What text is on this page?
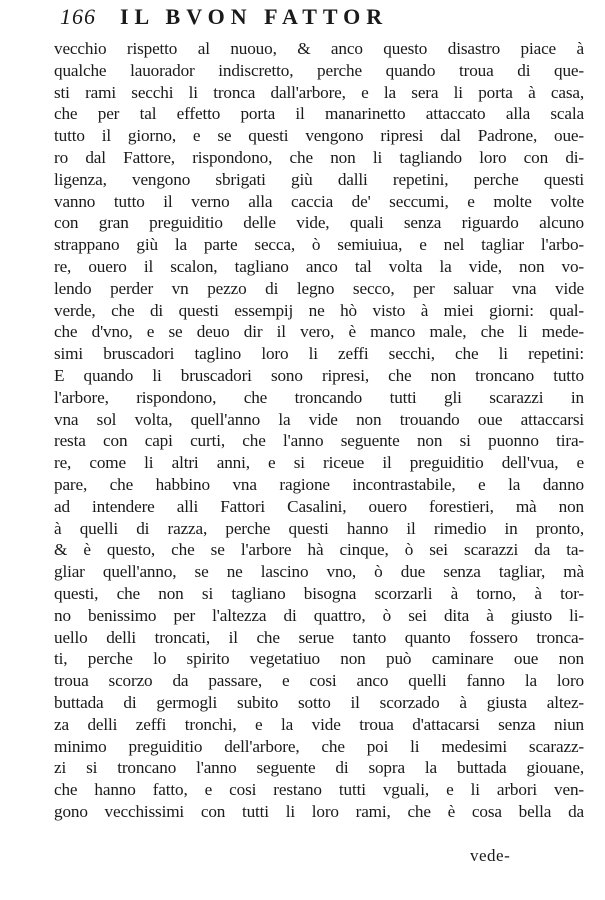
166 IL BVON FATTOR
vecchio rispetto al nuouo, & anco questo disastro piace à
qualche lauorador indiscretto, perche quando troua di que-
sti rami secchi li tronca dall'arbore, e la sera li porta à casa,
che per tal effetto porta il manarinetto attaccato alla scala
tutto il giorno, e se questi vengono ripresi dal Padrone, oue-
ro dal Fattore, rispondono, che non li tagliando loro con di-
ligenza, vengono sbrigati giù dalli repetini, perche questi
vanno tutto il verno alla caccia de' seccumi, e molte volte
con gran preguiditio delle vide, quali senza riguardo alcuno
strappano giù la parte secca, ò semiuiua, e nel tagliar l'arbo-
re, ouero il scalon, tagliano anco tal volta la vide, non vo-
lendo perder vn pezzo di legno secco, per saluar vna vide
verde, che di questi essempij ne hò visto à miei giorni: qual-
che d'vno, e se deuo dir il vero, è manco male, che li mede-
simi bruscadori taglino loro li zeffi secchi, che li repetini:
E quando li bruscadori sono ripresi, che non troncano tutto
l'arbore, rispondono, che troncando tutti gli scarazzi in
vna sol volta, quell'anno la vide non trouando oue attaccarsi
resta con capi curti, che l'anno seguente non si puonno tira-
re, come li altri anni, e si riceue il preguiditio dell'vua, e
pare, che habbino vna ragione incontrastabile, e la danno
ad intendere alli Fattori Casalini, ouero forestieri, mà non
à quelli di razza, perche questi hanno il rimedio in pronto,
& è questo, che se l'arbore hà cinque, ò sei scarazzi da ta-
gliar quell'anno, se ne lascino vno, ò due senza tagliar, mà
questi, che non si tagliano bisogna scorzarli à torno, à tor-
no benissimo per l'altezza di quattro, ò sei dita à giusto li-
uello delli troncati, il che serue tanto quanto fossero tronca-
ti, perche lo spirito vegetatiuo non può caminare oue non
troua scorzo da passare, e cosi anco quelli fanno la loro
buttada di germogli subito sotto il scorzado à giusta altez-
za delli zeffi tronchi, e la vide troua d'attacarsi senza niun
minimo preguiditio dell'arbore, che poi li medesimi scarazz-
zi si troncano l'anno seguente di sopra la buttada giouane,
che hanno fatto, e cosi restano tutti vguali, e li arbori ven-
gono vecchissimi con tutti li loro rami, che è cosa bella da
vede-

What is asked: Every record must be copied exactly, with the pictures left out.

Complete response:
What text is on this page?
166 IL BVON FATTOR
vecchio rispetto al nuouo, & anco questo disastro piace à
qualche lauorador indiscretto, perche quando troua di que-
sti rami secchi li tronca dall'arbore, e la sera li porta à casa,
che per tal effetto porta il manarinetto attaccato alla scala
tutto il giorno, e se questi vengono ripresi dal Padrone, oue-
ro dal Fattore, rispondono, che non li tagliando loro con di-
ligenza, vengono sbrigati giù dalli repetini, perche questi
vanno tutto il verno alla caccia de' seccumi, e molte volte
con gran preguiditio delle vide, quali senza riguardo alcuno
strappano giù la parte secca, ò semiuiua, e nel tagliar l'arbo-
re, ouero il scalon, tagliano anco tal volta la vide, non vo-
lendo perder vn pezzo di legno secco, per saluar vna vide
verde, che di questi essempij ne hò visto à miei giorni: qual-
che d'vno, e se deuo dir il vero, è manco male, che li mede-
simi bruscadori taglino loro li zeffi secchi, che li repetini:
E quando li bruscadori sono ripresi, che non troncano tutto
l'arbore, rispondono, che troncando tutti gli scarazzi in
vna sol volta, quell'anno la vide non trouando oue attaccarsi
resta con capi curti, che l'anno seguente non si puonno tira-
re, come li altri anni, e si riceue il preguiditio dell'vua, e
pare, che habbino vna ragione incontrastabile, e la danno
ad intendere alli Fattori Casalini, ouero forestieri, mà non
à quelli di razza, perche questi hanno il rimedio in pronto,
& è questo, che se l'arbore hà cinque, ò sei scarazzi da ta-
gliar quell'anno, se ne lascino vno, ò due senza tagliar, mà
questi, che non si tagliano bisogna scorzarli à torno, à tor-
no benissimo per l'altezza di quattro, ò sei dita à giusto li-
uello delli troncati, il che serue tanto quanto fossero tronca-
ti, perche lo spirito vegetatiuo non può caminare oue non
troua scorzo da passare, e cosi anco quelli fanno la loro
buttada di germogli subito sotto il scorzado à giusta altez-
za delli zeffi tronchi, e la vide troua d'attacarsi senza niun
minimo preguiditio dell'arbore, che poi li medesimi scarazz-
zi si troncano l'anno seguente di sopra la buttada giouane,
che hanno fatto, e cosi restano tutti vguali, e li arbori ven-
gono vecchissimi con tutti li loro rami, che è cosa bella da
vede-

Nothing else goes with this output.